§ **DATA PROVIDED**
--- START ---

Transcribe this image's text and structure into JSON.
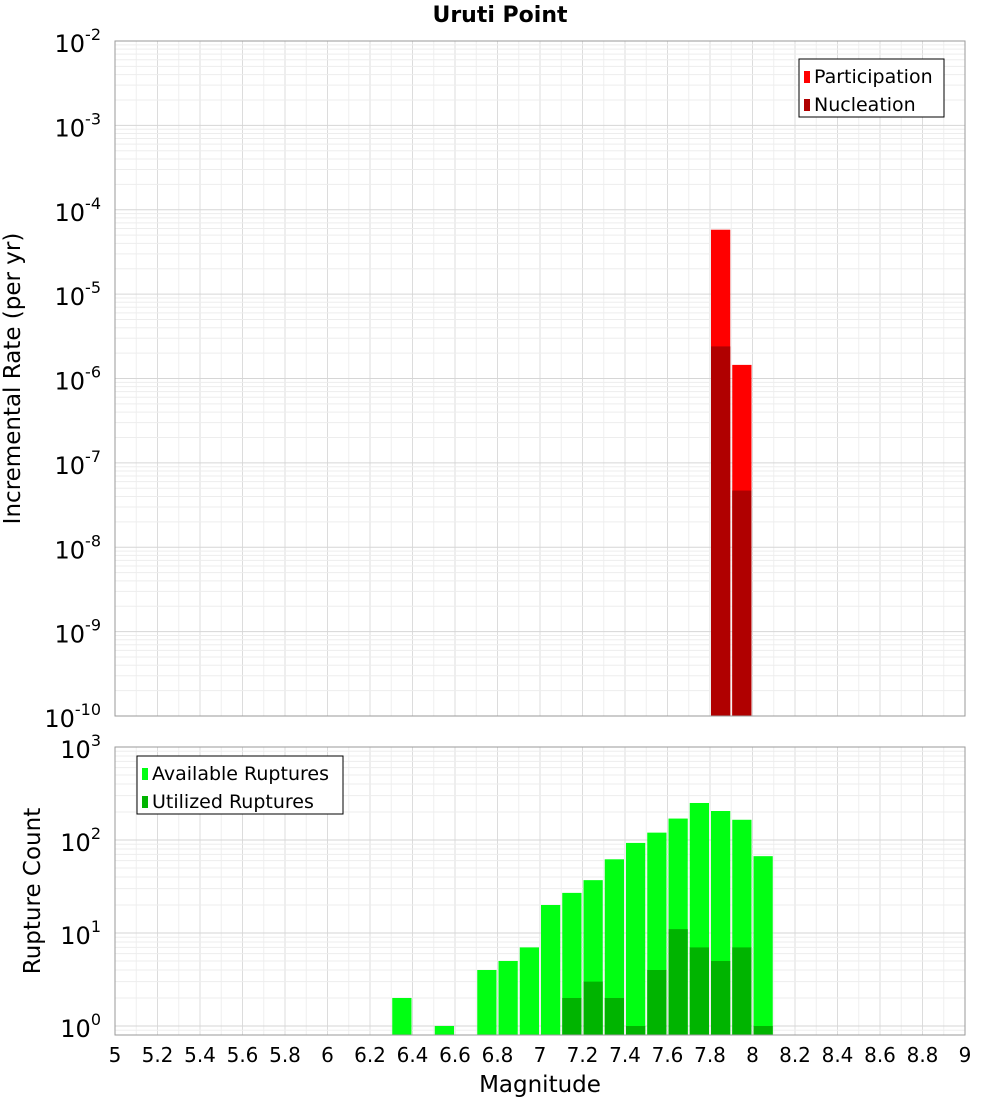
{
  "title": "Uruti Point",
  "chart_data": [
    {
      "type": "bar",
      "title": "Uruti Point",
      "xlabel": "",
      "ylabel": "Incremental Rate (per yr)",
      "yscale": "log",
      "ylim": [
        1e-10,
        0.01
      ],
      "xlim": [
        5,
        9
      ],
      "bar_width": 0.1,
      "ytick_bases": [
        "10",
        "10",
        "10",
        "10",
        "10",
        "10",
        "10",
        "10",
        "10"
      ],
      "ytick_exponents": [
        "-10",
        "-9",
        "-8",
        "-7",
        "-6",
        "-5",
        "-4",
        "-3",
        "-2"
      ],
      "grid": true,
      "legend_position": "top-right",
      "series": [
        {
          "name": "Participation",
          "color": "#ff0000",
          "points": [
            {
              "x": 7.85,
              "y": 5.8e-05
            },
            {
              "x": 7.95,
              "y": 1.45e-06
            }
          ]
        },
        {
          "name": "Nucleation",
          "color": "#b00000",
          "points": [
            {
              "x": 7.85,
              "y": 2.4e-06
            },
            {
              "x": 7.95,
              "y": 4.7e-08
            }
          ]
        }
      ]
    },
    {
      "type": "bar",
      "title": "",
      "xlabel": "Magnitude",
      "ylabel": "Rupture Count",
      "yscale": "log",
      "ylim": [
        0.8,
        1000
      ],
      "xlim": [
        5,
        9
      ],
      "bar_width": 0.1,
      "xticks": [
        "5",
        "5.2",
        "5.4",
        "5.6",
        "5.8",
        "6",
        "6.2",
        "6.4",
        "6.6",
        "6.8",
        "7",
        "7.2",
        "7.4",
        "7.6",
        "7.8",
        "8",
        "8.2",
        "8.4",
        "8.6",
        "8.8",
        "9"
      ],
      "ytick_bases": [
        "10",
        "10",
        "10",
        "10"
      ],
      "ytick_exponents": [
        "0",
        "1",
        "2",
        "3"
      ],
      "grid": true,
      "legend_position": "top-left",
      "series": [
        {
          "name": "Available Ruptures",
          "color": "#00ff12",
          "points": [
            {
              "x": 6.35,
              "y": 2
            },
            {
              "x": 6.55,
              "y": 1
            },
            {
              "x": 6.75,
              "y": 4
            },
            {
              "x": 6.85,
              "y": 5
            },
            {
              "x": 6.95,
              "y": 7
            },
            {
              "x": 7.05,
              "y": 20
            },
            {
              "x": 7.15,
              "y": 27
            },
            {
              "x": 7.25,
              "y": 37
            },
            {
              "x": 7.35,
              "y": 62
            },
            {
              "x": 7.45,
              "y": 93
            },
            {
              "x": 7.55,
              "y": 120
            },
            {
              "x": 7.65,
              "y": 170
            },
            {
              "x": 7.75,
              "y": 250
            },
            {
              "x": 7.85,
              "y": 205
            },
            {
              "x": 7.95,
              "y": 165
            },
            {
              "x": 8.05,
              "y": 67
            }
          ]
        },
        {
          "name": "Utilized Ruptures",
          "color": "#00b400",
          "points": [
            {
              "x": 7.15,
              "y": 2
            },
            {
              "x": 7.25,
              "y": 3
            },
            {
              "x": 7.35,
              "y": 2
            },
            {
              "x": 7.45,
              "y": 1
            },
            {
              "x": 7.55,
              "y": 4
            },
            {
              "x": 7.65,
              "y": 11
            },
            {
              "x": 7.75,
              "y": 7
            },
            {
              "x": 7.85,
              "y": 5
            },
            {
              "x": 7.95,
              "y": 7
            },
            {
              "x": 8.05,
              "y": 1
            }
          ]
        }
      ]
    }
  ]
}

--- END ---

§ **GIVEN EXERCISE**
Can you restate all the records above word for word while dropping the pictures?

§ **PROBLEM SOLUTION**
Transcribe this image's text and structure into JSON.
{
  "title": "Uruti Point",
  "chart_data": [
    {
      "type": "bar",
      "title": "Uruti Point",
      "xlabel": "",
      "ylabel": "Incremental Rate (per yr)",
      "yscale": "log",
      "ylim": [
        1e-10,
        0.01
      ],
      "xlim": [
        5,
        9
      ],
      "bar_width": 0.1,
      "ytick_bases": [
        "10",
        "10",
        "10",
        "10",
        "10",
        "10",
        "10",
        "10",
        "10"
      ],
      "ytick_exponents": [
        "-10",
        "-9",
        "-8",
        "-7",
        "-6",
        "-5",
        "-4",
        "-3",
        "-2"
      ],
      "grid": true,
      "legend_position": "top-right",
      "series": [
        {
          "name": "Participation",
          "color": "#ff0000",
          "points": [
            {
              "x": 7.85,
              "y": 5.8e-05
            },
            {
              "x": 7.95,
              "y": 1.45e-06
            }
          ]
        },
        {
          "name": "Nucleation",
          "color": "#b00000",
          "points": [
            {
              "x": 7.85,
              "y": 2.4e-06
            },
            {
              "x": 7.95,
              "y": 4.7e-08
            }
          ]
        }
      ]
    },
    {
      "type": "bar",
      "title": "",
      "xlabel": "Magnitude",
      "ylabel": "Rupture Count",
      "yscale": "log",
      "ylim": [
        0.8,
        1000
      ],
      "xlim": [
        5,
        9
      ],
      "bar_width": 0.1,
      "xticks": [
        "5",
        "5.2",
        "5.4",
        "5.6",
        "5.8",
        "6",
        "6.2",
        "6.4",
        "6.6",
        "6.8",
        "7",
        "7.2",
        "7.4",
        "7.6",
        "7.8",
        "8",
        "8.2",
        "8.4",
        "8.6",
        "8.8",
        "9"
      ],
      "ytick_bases": [
        "10",
        "10",
        "10",
        "10"
      ],
      "ytick_exponents": [
        "0",
        "1",
        "2",
        "3"
      ],
      "grid": true,
      "legend_position": "top-left",
      "series": [
        {
          "name": "Available Ruptures",
          "color": "#00ff12",
          "points": [
            {
              "x": 6.35,
              "y": 2
            },
            {
              "x": 6.55,
              "y": 1
            },
            {
              "x": 6.75,
              "y": 4
            },
            {
              "x": 6.85,
              "y": 5
            },
            {
              "x": 6.95,
              "y": 7
            },
            {
              "x": 7.05,
              "y": 20
            },
            {
              "x": 7.15,
              "y": 27
            },
            {
              "x": 7.25,
              "y": 37
            },
            {
              "x": 7.35,
              "y": 62
            },
            {
              "x": 7.45,
              "y": 93
            },
            {
              "x": 7.55,
              "y": 120
            },
            {
              "x": 7.65,
              "y": 170
            },
            {
              "x": 7.75,
              "y": 250
            },
            {
              "x": 7.85,
              "y": 205
            },
            {
              "x": 7.95,
              "y": 165
            },
            {
              "x": 8.05,
              "y": 67
            }
          ]
        },
        {
          "name": "Utilized Ruptures",
          "color": "#00b400",
          "points": [
            {
              "x": 7.15,
              "y": 2
            },
            {
              "x": 7.25,
              "y": 3
            },
            {
              "x": 7.35,
              "y": 2
            },
            {
              "x": 7.45,
              "y": 1
            },
            {
              "x": 7.55,
              "y": 4
            },
            {
              "x": 7.65,
              "y": 11
            },
            {
              "x": 7.75,
              "y": 7
            },
            {
              "x": 7.85,
              "y": 5
            },
            {
              "x": 7.95,
              "y": 7
            },
            {
              "x": 8.05,
              "y": 1
            }
          ]
        }
      ]
    }
  ]
}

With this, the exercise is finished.